Required work –
a) In the hopper car thread, what did the builder use to add the vertical weld seams to the car's sides?
b) Please pick up the forum thread on the modified LGB Centerflow hopper car after its last post and continue it.

# Modified LGB Centerflow hopper car



## DTI356 (Jan 3, 2008)

Hey All,

Well, yet another of my latest projects. LGB's Centerflow hopper represents a Phase 1 ACF Centerflow. I made some modifications to make it a Phase 2 version. Who can pick out the modifications?

Anyway, thanks to Stan (again) for printing the decals for me.

Enjoy!










Brian B.
DT&I 1980ish


----------



## ConrailRay (Jan 2, 2008)

Brian, 

Another great looking car... Not sure of the exact differences between the proto versions, but I can see you added 2 horizontal ridges across the top of the car (flat section under walkways) and re-sheeted the cylindrical sides (probably to add the vertical seems and to get rid of the big horizontal bump-out that is normally there). 

-Ray


----------



## DTI356 (Jan 3, 2008)

Ray,
Good eye. Except I didn't resheet the sides. I scraped and sanded the horizontal angle bracket off of the side and just added the vertical weld seams with strips of styrene. The USA Trains car is a phase 2 car but is the longer 4 bay version (less for the grain industry and more for the plastics industry)

Here's an in progress picture it shows the 2 horizontal ribs you pointed out, the weld seams and the rivets at the top of the side ladders (all white styrene pieces). It's a pretty simple conversion and adds a bit of variety to the fleet.










This is an example of an original LGB  (ACF Phase 1) car. I just removed the Pennsylvania lettering and added my own decals. Too bad LGB will never offer this plain of a paint scheme.

(Element position data)
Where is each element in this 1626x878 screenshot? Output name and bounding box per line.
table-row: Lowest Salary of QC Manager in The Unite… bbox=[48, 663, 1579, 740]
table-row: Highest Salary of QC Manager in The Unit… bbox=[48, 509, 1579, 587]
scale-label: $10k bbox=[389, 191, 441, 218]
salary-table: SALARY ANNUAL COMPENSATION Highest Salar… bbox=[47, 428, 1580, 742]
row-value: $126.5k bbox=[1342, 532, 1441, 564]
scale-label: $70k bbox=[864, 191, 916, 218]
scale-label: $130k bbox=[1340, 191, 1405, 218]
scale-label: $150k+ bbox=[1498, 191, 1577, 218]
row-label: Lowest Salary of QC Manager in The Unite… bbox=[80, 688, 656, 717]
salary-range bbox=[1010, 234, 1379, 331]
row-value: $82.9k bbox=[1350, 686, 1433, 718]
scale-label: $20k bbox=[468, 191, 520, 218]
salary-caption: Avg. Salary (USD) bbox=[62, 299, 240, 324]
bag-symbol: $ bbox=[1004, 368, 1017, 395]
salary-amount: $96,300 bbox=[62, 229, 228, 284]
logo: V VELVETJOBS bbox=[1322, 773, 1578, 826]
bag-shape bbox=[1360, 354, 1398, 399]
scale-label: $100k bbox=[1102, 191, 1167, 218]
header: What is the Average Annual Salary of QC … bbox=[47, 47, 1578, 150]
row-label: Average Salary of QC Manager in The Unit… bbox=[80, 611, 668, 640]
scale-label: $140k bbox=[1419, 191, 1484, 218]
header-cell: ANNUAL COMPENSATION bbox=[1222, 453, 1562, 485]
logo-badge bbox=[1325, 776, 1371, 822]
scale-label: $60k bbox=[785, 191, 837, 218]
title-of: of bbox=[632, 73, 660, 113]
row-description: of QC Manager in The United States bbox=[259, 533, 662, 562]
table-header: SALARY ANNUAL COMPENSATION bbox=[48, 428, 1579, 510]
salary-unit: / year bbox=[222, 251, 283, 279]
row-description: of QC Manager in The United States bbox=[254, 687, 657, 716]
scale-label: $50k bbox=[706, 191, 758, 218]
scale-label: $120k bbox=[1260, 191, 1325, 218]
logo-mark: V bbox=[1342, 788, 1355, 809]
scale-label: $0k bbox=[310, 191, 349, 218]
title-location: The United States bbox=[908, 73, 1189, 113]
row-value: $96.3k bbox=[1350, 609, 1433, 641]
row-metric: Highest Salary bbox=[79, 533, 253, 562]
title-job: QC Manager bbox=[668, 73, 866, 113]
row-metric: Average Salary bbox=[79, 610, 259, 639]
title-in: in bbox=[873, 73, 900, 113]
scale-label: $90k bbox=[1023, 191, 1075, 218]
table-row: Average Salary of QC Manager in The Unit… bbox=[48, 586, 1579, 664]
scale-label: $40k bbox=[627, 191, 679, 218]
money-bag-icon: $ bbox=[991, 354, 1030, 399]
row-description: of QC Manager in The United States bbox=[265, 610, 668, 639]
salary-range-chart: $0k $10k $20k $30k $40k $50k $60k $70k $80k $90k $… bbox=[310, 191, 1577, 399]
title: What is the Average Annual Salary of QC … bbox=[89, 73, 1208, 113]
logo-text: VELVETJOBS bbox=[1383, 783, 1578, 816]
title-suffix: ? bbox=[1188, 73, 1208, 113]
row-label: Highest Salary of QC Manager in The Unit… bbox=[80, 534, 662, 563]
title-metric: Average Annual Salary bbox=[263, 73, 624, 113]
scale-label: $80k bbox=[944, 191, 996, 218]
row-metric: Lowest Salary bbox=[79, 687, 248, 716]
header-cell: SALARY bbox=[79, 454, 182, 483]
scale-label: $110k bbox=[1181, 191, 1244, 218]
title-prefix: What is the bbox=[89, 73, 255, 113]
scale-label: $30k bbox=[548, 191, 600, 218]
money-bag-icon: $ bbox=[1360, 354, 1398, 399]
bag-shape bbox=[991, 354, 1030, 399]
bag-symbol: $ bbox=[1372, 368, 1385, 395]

Written answers –
a) Strips of styrene.

b)
Brian B.
DT&I 1980ish


----------



## bnsfconductor (Jan 3, 2008)

what about the hopper gates? They don't look like the big LGB ones that open? Are they modified USA?


----------



## DTI356 (Jan 3, 2008)

BNSF, 

They're the stock LGB gates.....I thought the USA Trains gates were way oversized. Neither one is very impressive - scalewise....but the LGB do work well and I'll leave them because I may use them for real in the future. 

Brian B.


----------



## bnsfconductor (Jan 3, 2008)

I couldn't tell from the picture, but wasn't sure. Although the LGB ones are a little oversized it helps with the 'play' factor as I enjoy loading my cars with 
real loads to ship. I'm still trying to find a small sized bead to suggest grain products, but I think it's neat when the shipper can recieve a fully loaded car, and then have the industry unload! All of my industries on my layout will have operating functions as they get built.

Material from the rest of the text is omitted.